** START OF PROVIDED RECORDS **

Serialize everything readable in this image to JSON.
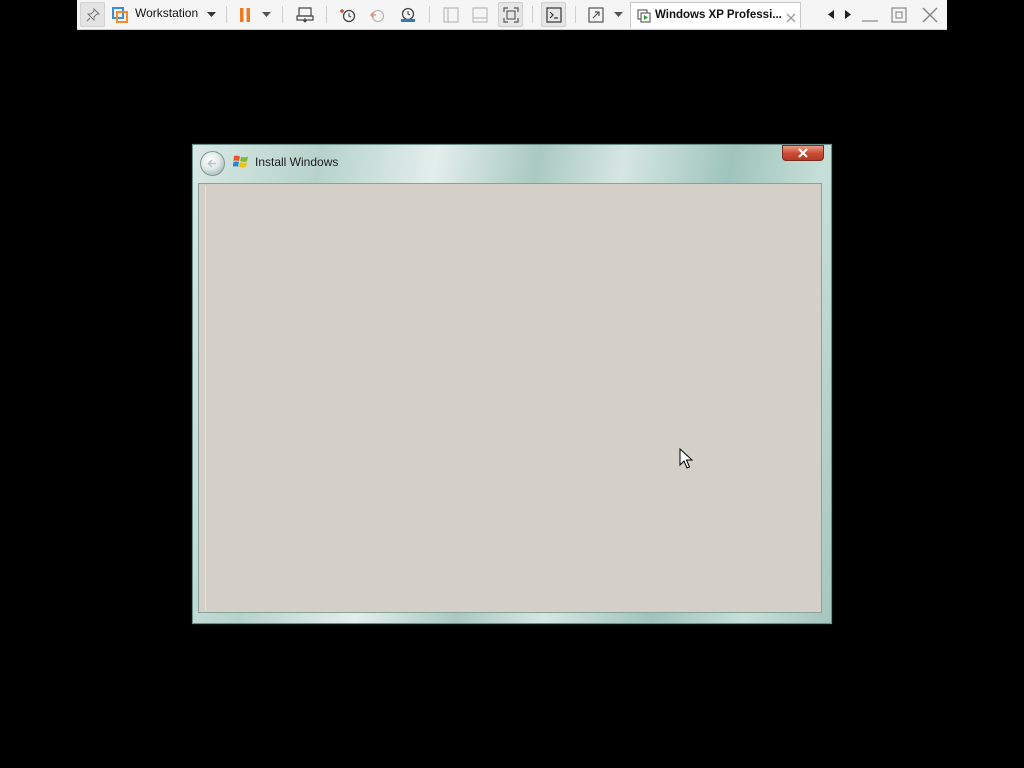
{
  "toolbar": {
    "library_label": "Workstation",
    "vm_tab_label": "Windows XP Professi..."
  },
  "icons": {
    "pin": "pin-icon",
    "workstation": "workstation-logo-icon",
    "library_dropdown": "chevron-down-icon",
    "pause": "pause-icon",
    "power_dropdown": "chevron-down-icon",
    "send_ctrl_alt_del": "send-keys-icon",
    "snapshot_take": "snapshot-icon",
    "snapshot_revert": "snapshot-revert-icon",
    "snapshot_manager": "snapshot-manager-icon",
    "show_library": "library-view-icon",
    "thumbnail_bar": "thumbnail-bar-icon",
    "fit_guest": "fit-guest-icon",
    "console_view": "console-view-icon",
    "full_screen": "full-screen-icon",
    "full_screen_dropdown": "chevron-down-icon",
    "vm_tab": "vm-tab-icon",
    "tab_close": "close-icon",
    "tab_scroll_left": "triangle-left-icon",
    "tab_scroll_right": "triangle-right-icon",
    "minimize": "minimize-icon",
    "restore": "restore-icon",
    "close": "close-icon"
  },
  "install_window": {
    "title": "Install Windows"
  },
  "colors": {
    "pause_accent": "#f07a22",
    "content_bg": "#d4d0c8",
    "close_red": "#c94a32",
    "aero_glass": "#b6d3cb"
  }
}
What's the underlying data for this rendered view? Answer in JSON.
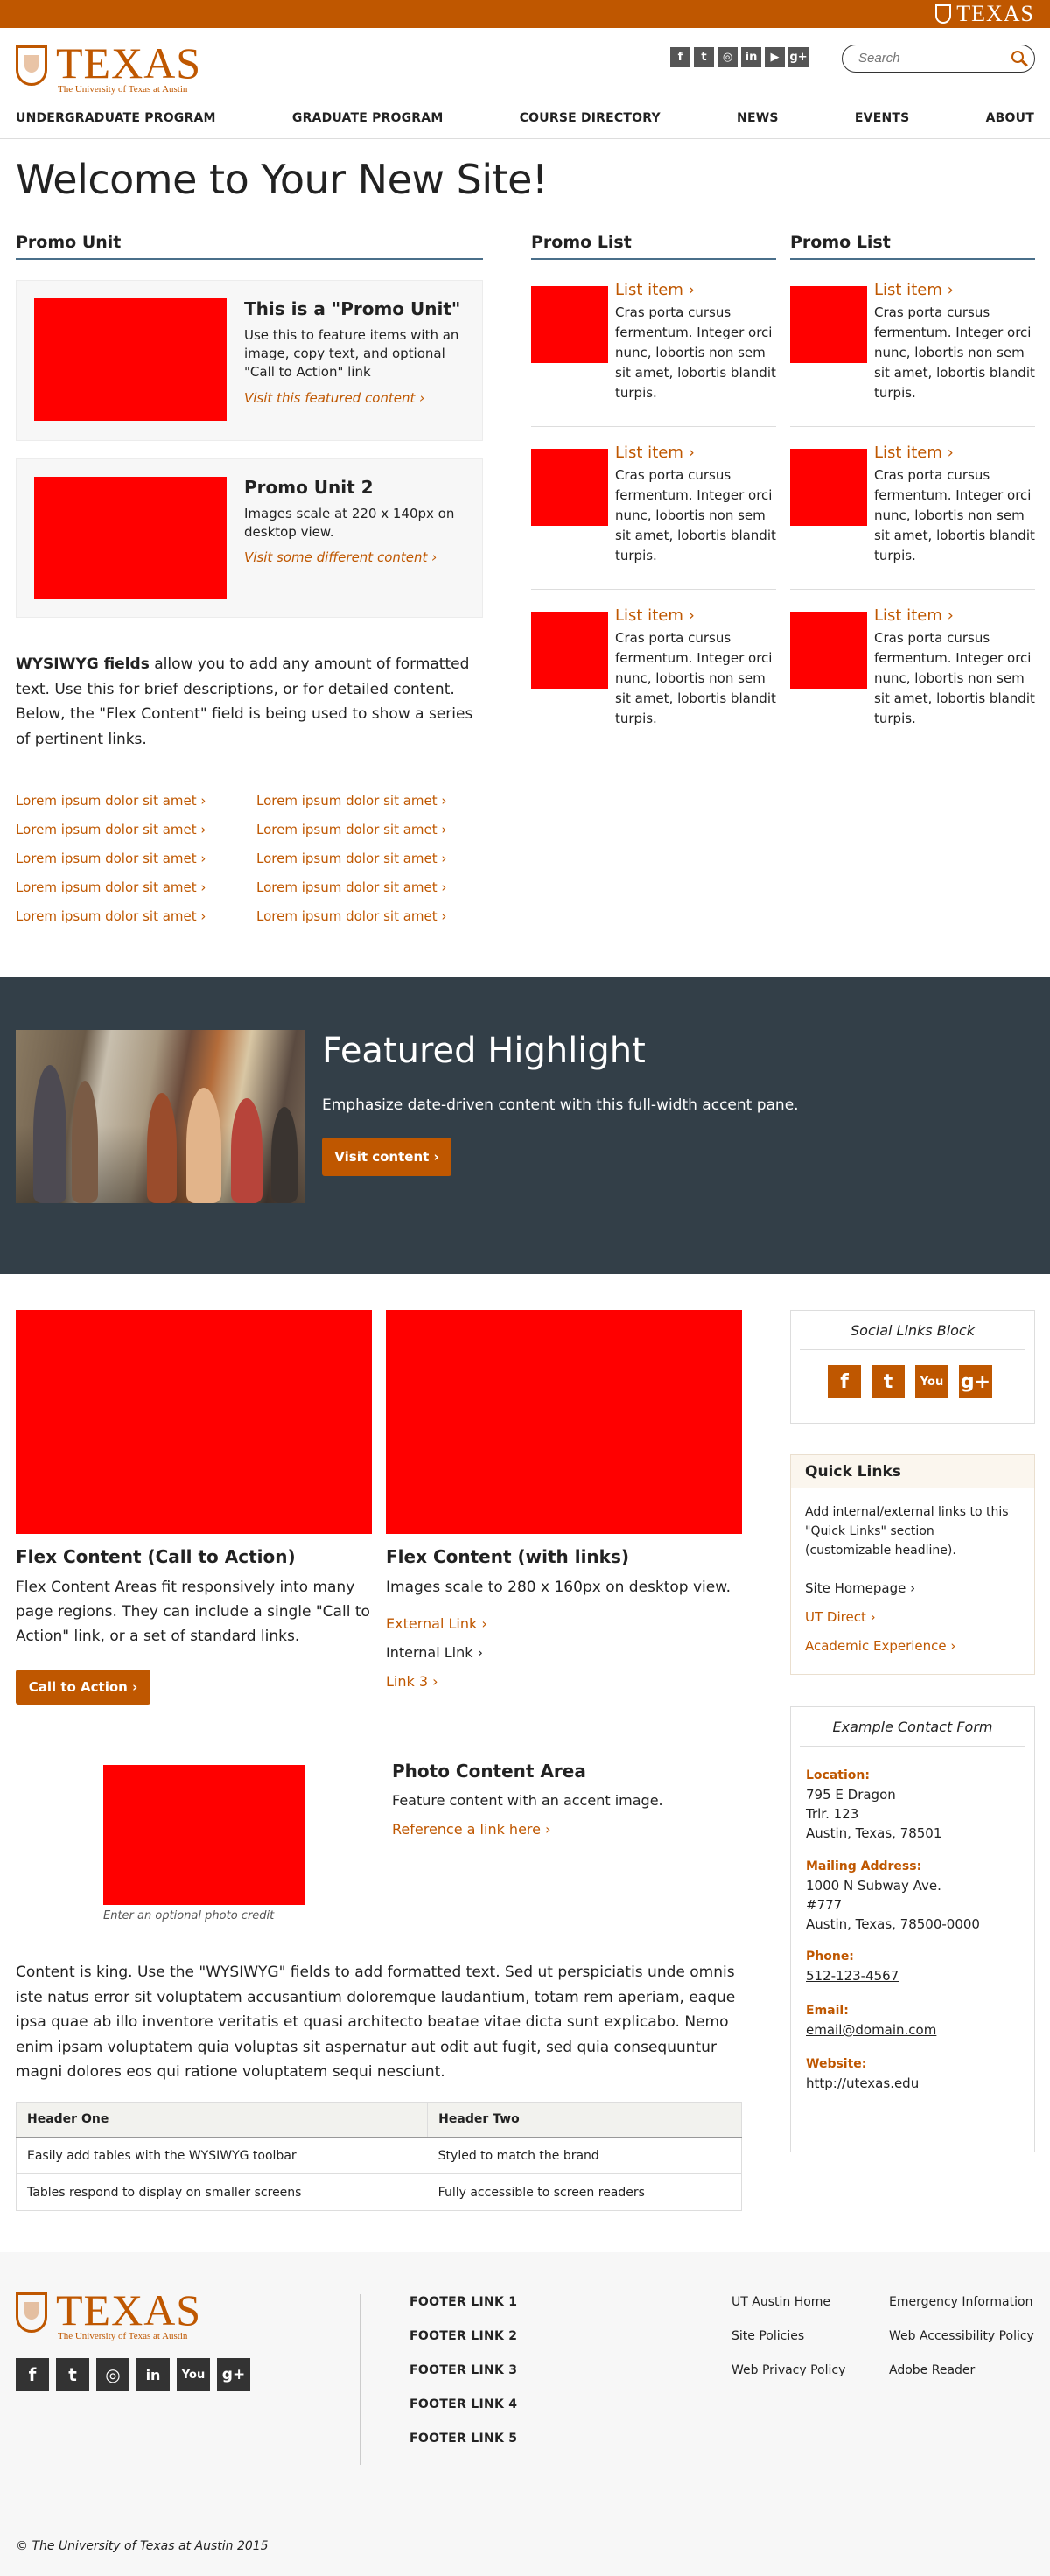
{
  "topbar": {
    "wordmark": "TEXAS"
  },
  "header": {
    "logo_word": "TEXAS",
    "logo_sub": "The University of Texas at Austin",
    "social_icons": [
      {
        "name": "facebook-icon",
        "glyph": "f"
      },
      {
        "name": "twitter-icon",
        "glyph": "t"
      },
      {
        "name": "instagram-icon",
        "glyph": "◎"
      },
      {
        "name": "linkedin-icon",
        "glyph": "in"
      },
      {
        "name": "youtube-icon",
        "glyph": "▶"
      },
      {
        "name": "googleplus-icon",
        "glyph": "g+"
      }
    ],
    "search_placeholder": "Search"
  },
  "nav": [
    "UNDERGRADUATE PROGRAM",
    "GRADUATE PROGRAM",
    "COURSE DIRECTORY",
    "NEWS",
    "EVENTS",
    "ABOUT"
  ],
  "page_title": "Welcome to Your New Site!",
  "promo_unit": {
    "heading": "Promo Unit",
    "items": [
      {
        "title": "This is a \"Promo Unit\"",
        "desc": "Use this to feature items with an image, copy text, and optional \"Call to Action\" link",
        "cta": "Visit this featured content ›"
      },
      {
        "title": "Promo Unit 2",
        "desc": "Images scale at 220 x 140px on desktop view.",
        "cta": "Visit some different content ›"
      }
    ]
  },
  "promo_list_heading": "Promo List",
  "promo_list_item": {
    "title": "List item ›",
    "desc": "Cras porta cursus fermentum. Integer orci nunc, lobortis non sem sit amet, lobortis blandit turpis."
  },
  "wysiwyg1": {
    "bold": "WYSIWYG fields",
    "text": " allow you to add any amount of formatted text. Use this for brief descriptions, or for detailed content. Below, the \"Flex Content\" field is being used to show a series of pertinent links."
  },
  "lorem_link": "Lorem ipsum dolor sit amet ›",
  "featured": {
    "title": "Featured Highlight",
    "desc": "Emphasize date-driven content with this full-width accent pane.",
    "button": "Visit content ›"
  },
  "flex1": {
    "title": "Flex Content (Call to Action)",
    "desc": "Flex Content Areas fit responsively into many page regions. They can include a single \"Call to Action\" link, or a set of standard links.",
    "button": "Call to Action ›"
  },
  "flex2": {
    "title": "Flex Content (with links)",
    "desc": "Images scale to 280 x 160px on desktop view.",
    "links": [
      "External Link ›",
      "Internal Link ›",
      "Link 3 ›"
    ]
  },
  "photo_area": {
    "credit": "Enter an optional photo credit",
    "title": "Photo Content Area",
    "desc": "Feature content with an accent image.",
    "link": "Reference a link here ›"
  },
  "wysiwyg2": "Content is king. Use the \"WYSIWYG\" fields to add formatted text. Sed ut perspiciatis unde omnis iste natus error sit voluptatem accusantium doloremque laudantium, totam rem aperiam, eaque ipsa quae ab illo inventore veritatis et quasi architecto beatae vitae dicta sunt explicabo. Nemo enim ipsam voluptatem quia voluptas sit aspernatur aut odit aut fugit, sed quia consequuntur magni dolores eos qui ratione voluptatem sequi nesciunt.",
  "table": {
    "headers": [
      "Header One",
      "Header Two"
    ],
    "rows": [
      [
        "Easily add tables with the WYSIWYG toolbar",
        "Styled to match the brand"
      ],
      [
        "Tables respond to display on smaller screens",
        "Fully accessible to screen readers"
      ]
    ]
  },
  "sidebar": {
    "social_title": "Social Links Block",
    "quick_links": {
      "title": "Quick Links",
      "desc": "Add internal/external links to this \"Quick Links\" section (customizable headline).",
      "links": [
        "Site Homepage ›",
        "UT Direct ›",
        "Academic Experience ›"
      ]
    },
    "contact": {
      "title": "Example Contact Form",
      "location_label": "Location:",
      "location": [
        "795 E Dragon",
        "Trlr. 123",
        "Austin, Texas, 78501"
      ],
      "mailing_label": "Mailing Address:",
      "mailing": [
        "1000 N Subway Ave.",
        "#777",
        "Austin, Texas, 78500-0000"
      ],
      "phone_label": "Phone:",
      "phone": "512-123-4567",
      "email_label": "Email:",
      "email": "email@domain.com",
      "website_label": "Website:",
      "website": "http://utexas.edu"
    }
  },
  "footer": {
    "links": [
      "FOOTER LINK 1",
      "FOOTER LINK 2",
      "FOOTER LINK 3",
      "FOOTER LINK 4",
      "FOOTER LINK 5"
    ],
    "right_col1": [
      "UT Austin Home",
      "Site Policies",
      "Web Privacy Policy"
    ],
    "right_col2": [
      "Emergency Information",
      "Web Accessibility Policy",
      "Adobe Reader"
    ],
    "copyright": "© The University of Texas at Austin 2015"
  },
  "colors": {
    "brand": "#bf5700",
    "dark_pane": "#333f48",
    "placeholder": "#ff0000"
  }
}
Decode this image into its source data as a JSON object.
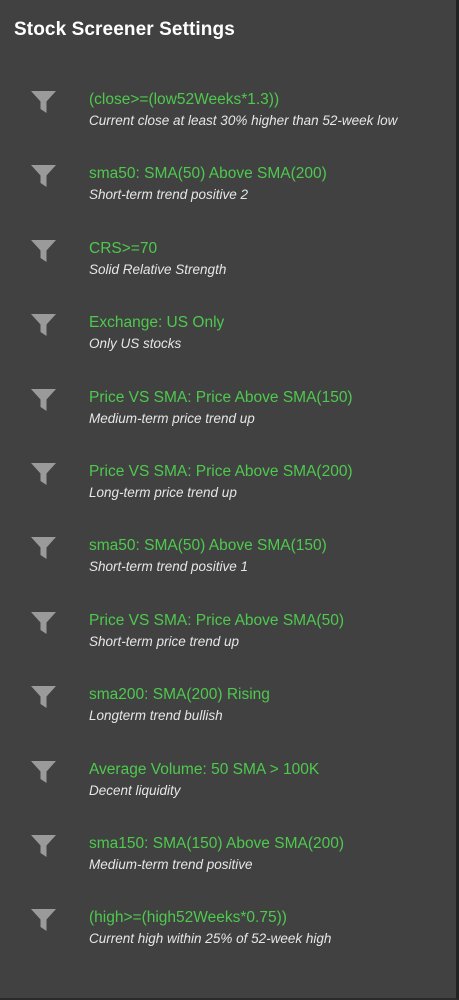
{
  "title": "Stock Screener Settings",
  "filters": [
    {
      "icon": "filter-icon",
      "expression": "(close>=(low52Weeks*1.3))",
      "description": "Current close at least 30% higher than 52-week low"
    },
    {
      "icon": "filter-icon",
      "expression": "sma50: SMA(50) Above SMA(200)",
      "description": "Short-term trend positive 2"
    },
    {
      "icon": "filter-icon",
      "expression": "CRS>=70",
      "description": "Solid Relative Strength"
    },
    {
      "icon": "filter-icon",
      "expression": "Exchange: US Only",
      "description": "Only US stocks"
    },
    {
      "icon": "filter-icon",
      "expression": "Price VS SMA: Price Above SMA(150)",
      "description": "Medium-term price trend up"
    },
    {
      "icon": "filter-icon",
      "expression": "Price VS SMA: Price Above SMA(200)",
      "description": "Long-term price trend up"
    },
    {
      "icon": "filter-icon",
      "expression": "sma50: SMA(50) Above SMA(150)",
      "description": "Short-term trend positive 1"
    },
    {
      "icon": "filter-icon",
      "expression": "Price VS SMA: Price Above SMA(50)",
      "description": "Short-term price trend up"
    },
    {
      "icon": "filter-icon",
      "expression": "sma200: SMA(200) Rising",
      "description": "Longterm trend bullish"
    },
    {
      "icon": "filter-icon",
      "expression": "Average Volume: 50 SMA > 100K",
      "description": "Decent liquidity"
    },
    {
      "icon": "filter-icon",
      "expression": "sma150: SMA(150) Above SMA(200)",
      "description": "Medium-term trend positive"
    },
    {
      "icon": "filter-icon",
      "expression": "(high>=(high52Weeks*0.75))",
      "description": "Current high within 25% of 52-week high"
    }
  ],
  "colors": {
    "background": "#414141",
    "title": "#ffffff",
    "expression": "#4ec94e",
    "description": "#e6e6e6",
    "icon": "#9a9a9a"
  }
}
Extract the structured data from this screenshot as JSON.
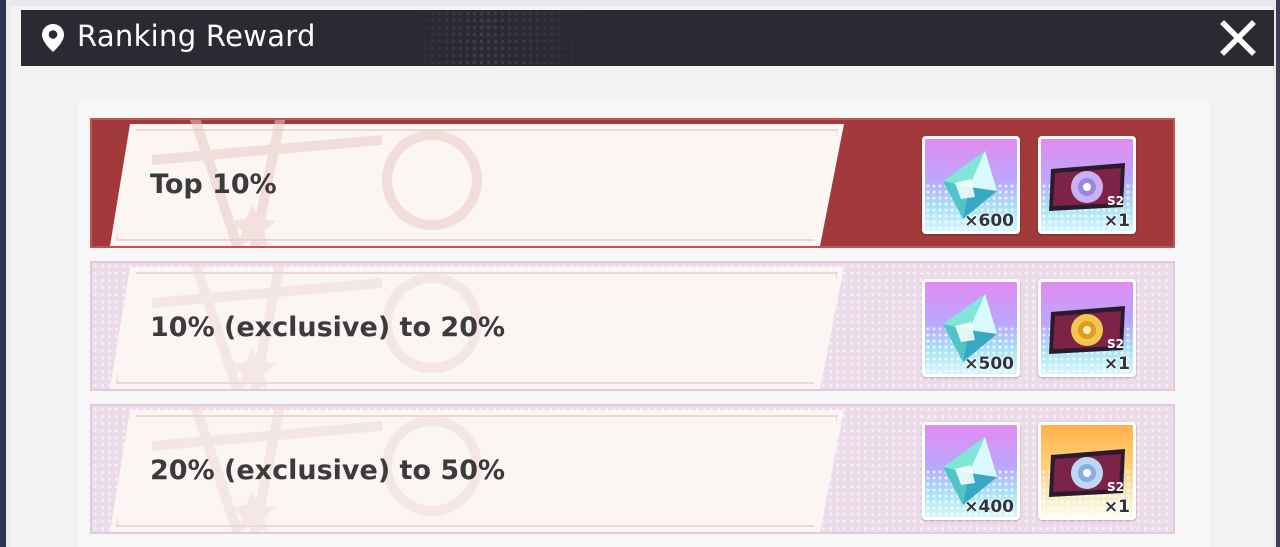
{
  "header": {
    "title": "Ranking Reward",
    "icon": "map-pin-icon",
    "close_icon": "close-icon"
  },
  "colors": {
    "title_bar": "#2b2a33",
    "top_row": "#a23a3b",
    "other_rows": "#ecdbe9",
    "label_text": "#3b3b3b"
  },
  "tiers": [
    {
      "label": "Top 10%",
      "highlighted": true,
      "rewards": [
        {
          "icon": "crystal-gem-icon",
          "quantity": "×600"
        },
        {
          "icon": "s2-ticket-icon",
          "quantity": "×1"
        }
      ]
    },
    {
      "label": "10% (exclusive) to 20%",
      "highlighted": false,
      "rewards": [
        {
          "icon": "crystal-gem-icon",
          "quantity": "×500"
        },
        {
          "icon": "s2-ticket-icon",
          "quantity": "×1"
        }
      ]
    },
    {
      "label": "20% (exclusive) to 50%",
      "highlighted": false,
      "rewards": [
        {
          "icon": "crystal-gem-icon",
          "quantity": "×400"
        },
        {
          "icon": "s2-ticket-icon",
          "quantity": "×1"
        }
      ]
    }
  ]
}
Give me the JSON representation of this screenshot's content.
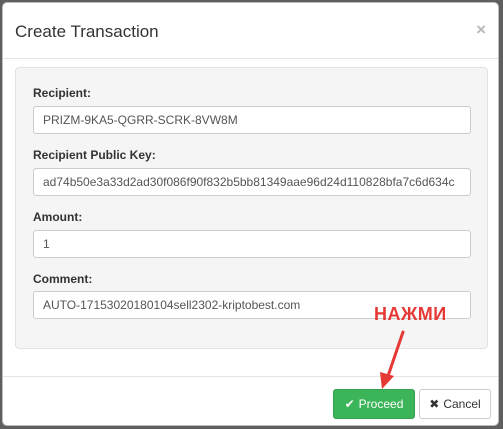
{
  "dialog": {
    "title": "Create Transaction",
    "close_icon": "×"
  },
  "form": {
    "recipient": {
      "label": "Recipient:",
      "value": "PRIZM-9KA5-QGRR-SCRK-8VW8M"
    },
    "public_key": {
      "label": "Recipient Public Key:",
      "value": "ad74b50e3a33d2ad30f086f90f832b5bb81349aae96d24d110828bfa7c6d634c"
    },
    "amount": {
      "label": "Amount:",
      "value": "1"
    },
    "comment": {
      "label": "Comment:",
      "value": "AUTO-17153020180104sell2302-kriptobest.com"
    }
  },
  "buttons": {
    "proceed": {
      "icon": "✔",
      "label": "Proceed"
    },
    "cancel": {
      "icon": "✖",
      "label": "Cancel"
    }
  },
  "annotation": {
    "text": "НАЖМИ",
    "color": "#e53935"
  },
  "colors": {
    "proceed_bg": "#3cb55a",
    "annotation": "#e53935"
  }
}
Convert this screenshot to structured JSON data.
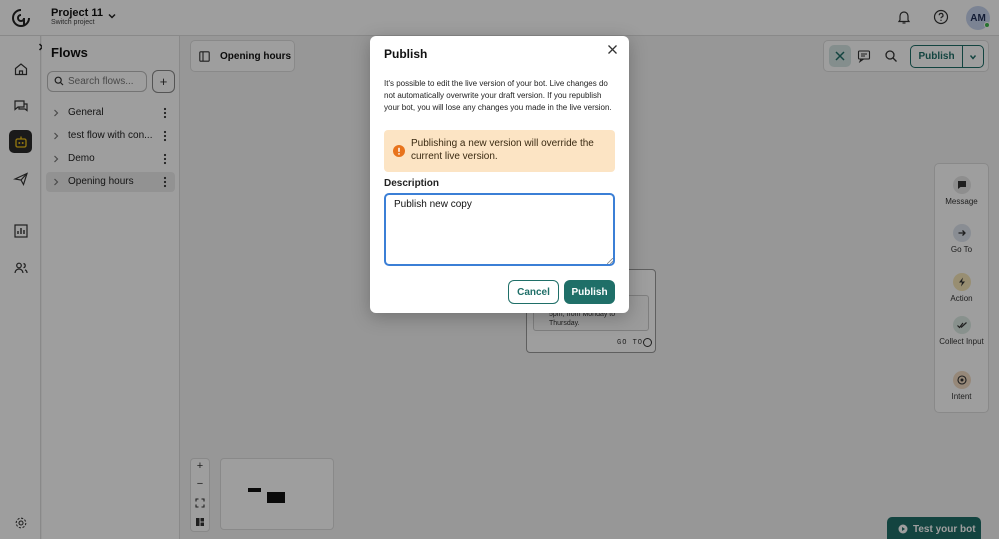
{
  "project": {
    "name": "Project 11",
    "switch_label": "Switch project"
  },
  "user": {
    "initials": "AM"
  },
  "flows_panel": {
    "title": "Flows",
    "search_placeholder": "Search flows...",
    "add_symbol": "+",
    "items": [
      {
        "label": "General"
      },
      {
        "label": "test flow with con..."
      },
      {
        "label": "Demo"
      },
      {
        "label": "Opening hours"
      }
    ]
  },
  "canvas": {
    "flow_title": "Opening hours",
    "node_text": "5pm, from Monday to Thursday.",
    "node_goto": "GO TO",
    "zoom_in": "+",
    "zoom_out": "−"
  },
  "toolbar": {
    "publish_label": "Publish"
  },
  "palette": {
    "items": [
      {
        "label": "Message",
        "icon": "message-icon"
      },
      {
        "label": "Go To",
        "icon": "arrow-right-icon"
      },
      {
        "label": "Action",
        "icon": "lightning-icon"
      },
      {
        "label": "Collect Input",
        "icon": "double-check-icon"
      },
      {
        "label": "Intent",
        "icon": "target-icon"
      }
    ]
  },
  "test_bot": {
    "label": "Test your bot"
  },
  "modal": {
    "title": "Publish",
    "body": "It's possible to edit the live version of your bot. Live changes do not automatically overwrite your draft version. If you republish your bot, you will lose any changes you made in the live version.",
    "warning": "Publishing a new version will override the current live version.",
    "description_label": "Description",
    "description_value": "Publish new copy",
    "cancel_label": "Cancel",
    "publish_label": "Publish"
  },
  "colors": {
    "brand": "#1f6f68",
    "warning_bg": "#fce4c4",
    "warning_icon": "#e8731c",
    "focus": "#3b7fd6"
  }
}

** END OF PROVIDED RECORDS **

» WHAT NEEDS TO BE DONE
Show every line from the entries above in which "hours" appears.

» FULL OUTPUT
        "label": "Opening hours"
    "flow_title": "Opening hours",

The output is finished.